_What to do:_
Select the lines that contain "министерства" and copy each of them.

## start Entries provided

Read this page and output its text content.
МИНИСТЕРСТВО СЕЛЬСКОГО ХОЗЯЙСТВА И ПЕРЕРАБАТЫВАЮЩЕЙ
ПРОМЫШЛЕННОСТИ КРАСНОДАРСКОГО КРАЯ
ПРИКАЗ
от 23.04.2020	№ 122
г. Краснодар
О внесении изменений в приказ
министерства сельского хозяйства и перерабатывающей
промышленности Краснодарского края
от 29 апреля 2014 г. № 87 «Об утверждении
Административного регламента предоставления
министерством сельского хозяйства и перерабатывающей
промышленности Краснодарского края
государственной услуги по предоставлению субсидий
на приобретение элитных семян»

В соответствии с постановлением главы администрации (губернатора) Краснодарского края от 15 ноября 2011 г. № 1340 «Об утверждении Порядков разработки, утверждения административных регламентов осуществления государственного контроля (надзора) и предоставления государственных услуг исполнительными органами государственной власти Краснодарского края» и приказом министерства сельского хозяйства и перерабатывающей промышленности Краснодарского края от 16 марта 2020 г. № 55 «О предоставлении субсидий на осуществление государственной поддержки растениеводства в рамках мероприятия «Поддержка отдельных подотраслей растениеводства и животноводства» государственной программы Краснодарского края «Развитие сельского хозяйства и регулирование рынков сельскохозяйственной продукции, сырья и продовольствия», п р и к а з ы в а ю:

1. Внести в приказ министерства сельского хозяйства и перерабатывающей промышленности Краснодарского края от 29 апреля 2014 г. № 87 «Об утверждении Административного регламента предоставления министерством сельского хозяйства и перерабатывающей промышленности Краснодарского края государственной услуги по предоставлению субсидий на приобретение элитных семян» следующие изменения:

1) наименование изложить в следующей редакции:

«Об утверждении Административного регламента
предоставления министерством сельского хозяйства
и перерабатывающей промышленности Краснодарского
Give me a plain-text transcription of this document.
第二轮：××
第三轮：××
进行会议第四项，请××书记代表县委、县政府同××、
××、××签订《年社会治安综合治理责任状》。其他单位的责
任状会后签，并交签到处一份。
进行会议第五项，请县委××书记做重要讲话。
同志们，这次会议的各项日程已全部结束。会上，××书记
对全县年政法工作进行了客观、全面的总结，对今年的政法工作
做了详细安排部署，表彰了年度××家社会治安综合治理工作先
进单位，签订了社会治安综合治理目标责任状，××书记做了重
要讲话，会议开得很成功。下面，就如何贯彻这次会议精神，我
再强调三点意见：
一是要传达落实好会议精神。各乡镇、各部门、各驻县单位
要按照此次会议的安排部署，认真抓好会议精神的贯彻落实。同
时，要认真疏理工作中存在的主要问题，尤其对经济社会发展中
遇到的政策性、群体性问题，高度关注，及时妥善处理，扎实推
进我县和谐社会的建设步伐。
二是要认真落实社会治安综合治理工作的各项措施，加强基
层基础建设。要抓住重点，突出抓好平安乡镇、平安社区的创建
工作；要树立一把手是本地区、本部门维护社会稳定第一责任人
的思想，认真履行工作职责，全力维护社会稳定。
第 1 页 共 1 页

## end Entries provided

_Problem solution:_
министерства сельского хозяйства и перерабатывающей
В соответствии с постановлением главы администрации (губернатора) Краснодарского края от 15 ноября 2011 г. № 1340 «Об утверждении Порядков разработки, утверждения административных регламентов осуществления государственного контроля (надзора) и предоставления государственных услуг исполнительными органами государственной власти Краснодарского края» и приказом министерства сельского хозяйства и перерабатывающей промышленности Краснодарского края от 16 марта 2020 г. № 55 «О предоставлении субсидий на осуществление государственной поддержки растениеводства в рамках мероприятия «Поддержка отдельных подотраслей растениеводства и животноводства» государственной программы Краснодарского края «Развитие сельского хозяйства и регулирование рынков сельскохозяйственной продукции, сырья и продовольствия», п р и к а з ы в а ю:
1. Внести в приказ министерства сельского хозяйства и перерабатывающей промышленности Краснодарского края от 29 апреля 2014 г. № 87 «Об утверждении Административного регламента предоставления министерством сельского хозяйства и перерабатывающей промышленности Краснодарского края государственной услуги по предоставлению субсидий на приобретение элитных семян» следующие изменения:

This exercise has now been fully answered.